[PROBLEM REQUIREMENTS] Extract, word for word, each line from the line holding "Read this page and output its text content." through the end of the records. Omit every picture.

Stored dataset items
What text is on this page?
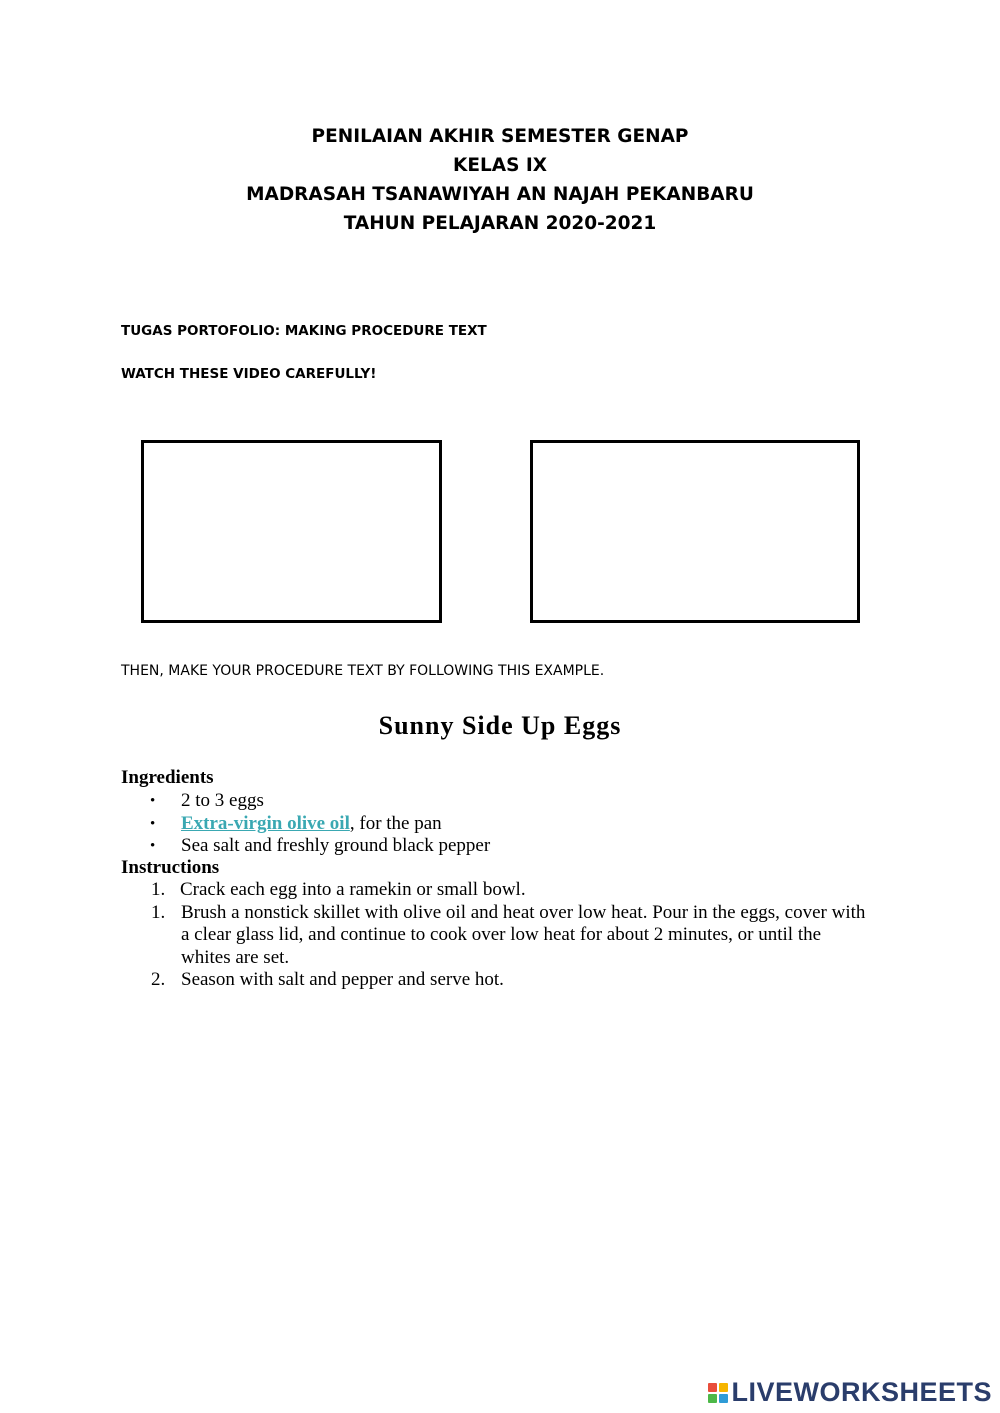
PENILAIAN AKHIR SEMESTER GENAP
KELAS IX
MADRASAH TSANAWIYAH AN NAJAH PEKANBARU
TAHUN PELAJARAN 2020-2021
TUGAS PORTOFOLIO: MAKING PROCEDURE TEXT
WATCH THESE VIDEO CAREFULLY!
THEN, MAKE YOUR PROCEDURE TEXT BY FOLLOWING THIS EXAMPLE.
Sunny Side Up Eggs
Ingredients
• 2 to 3 eggs
• Extra-virgin olive oil, for the pan
• Sea salt and freshly ground black pepper
Instructions
1. Crack each egg into a ramekin or small bowl.
1. Brush a nonstick skillet with olive oil and heat over low heat. Pour in the eggs, cover with a clear glass lid, and continue to cook over low heat for about 2 minutes, or until the whites are set.
2. Season with salt and pepper and serve hot.
LIVEWORKSHEETS
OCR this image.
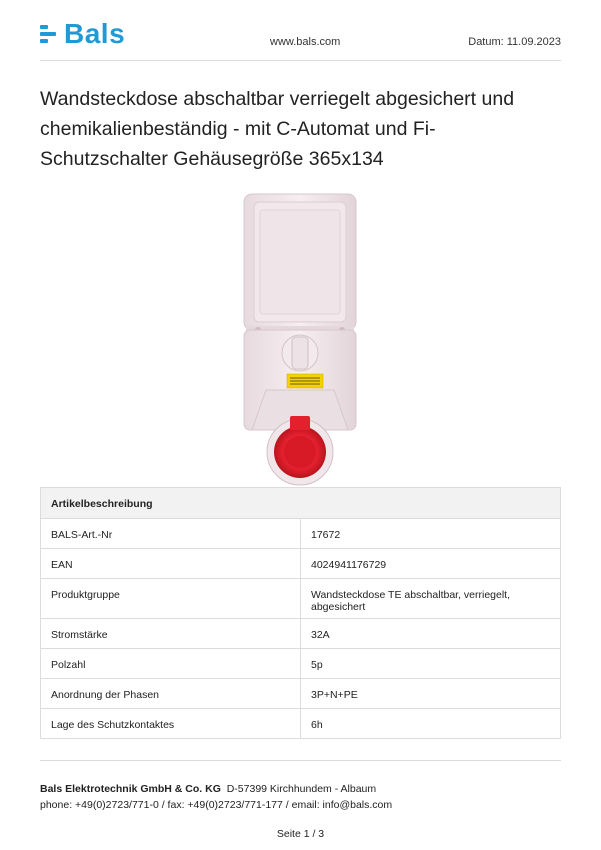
Bals	www.bals.com	Datum: 11.09.2023
Wandsteckdose abschaltbar verriegelt abgesichert und chemikalienbeständig - mit C-Automat und Fi-Schutzschalter Gehäusegröße 365x134
Artikelbeschreibung	
BALS-Art.-Nr	17672
EAN	4024941176729
Produktgruppe	Wandsteckdose TE abschaltbar, verriegelt, abgesichert
Stromstärke	32A
Polzahl	5p
Anordnung der Phasen	3P+N+PE
Lage des Schutzkontaktes	6h
Bals Elektrotechnik GmbH & Co. KG D-57399 Kirchhundem - Albaum
phone: +49(0)2723/771-0 / fax: +49(0)2723/771-177 / email: info@bals.com
Seite 1 / 3
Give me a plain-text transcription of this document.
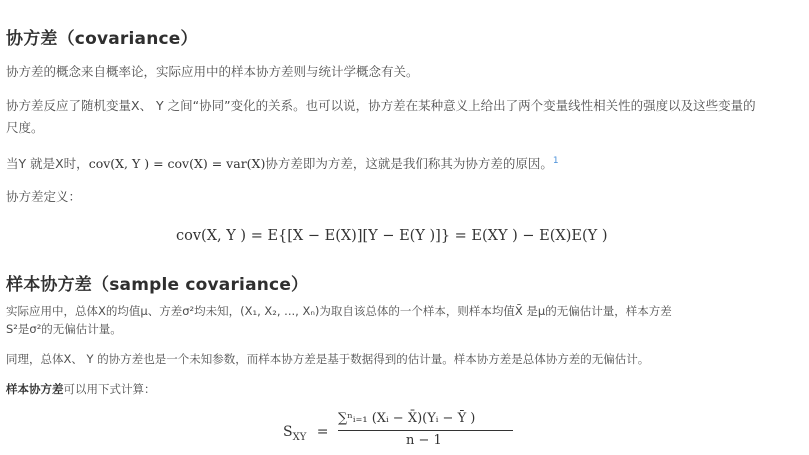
协方差（covariance）
协方差的概念来自概率论，实际应用中的样本协方差则与统计学概念有关。
协方差反应了随机变量X、 Y 之间“协同”变化的关系。也可以说，协方差在某种意义上给出了两个变量线性相关性的强度以及这些变量的
尺度。
当Y 就是X时，cov(X, Y ) = cov(X) = var(X)协方差即为方差，这就是我们称其为协方差的原因。$^1$
协方差定义：
cov(X, Y ) = E{[X − E(X)][Y − E(Y )]} = E(XY ) − E(X)E(Y )
样本协方差（sample covariance）
实际应用中，总体X的均值μ、方差σ²均未知，(X₁, X₂, ..., Xₙ)为取自该总体的一个样本，则样本均值X̄ 是μ的无偏估计量，样本方差
S²是σ²的无偏估计量。
同理，总体X、 Y 的协方差也是一个未知参数，而样本协方差是基于数据得到的估计量。样本协方差是总体协方差的无偏估计。
样本协方差可以用下式计算：
$S_{XY}$ =
∑ⁿᵢ₌₁ (Xᵢ − X̄)(Yᵢ − Ȳ )
n − 1
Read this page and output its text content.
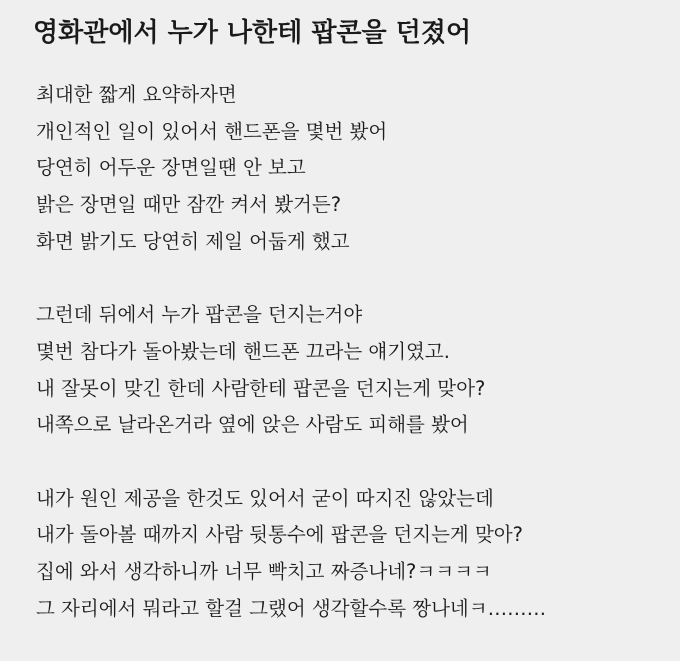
영화관에서 누가 나한테 팝콘을 던졌어
최대한 짧게 요약하자면
개인적인 일이 있어서 핸드폰을 몇번 봤어
당연히 어두운 장면일땐 안 보고
밝은 장면일 때만 잠깐 켜서 봤거든?
화면 밝기도 당연히 제일 어둡게 했고
그런데 뒤에서 누가 팝콘을 던지는거야
몇번 참다가 돌아봤는데 핸드폰 끄라는 얘기였고.
내 잘못이 맞긴 한데 사람한테 팝콘을 던지는게 맞아?
내쪽으로 날라온거라 옆에 앉은 사람도 피해를 봤어
내가 원인 제공을 한것도 있어서 굳이 따지진 않았는데
내가 돌아볼 때까지 사람 뒷통수에 팝콘을 던지는게 맞아?
집에 와서 생각하니까 너무 빡치고 짜증나네?ㅋㅋㅋㅋ
그 자리에서 뭐라고 할걸 그랬어 생각할수록 짱나네ㅋ………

[FINAL RESULT]
Read this page and output its text content.
영화관에서 누가 나한테 팝콘을 던졌어
최대한 짧게 요약하자면
개인적인 일이 있어서 핸드폰을 몇번 봤어
당연히 어두운 장면일땐 안 보고
밝은 장면일 때만 잠깐 켜서 봤거든?
화면 밝기도 당연히 제일 어둡게 했고
그런데 뒤에서 누가 팝콘을 던지는거야
몇번 참다가 돌아봤는데 핸드폰 끄라는 얘기였고.
내 잘못이 맞긴 한데 사람한테 팝콘을 던지는게 맞아?
내쪽으로 날라온거라 옆에 앉은 사람도 피해를 봤어
내가 원인 제공을 한것도 있어서 굳이 따지진 않았는데
내가 돌아볼 때까지 사람 뒷통수에 팝콘을 던지는게 맞아?
집에 와서 생각하니까 너무 빡치고 짜증나네?ㅋㅋㅋㅋ
그 자리에서 뭐라고 할걸 그랬어 생각할수록 짱나네ㅋ………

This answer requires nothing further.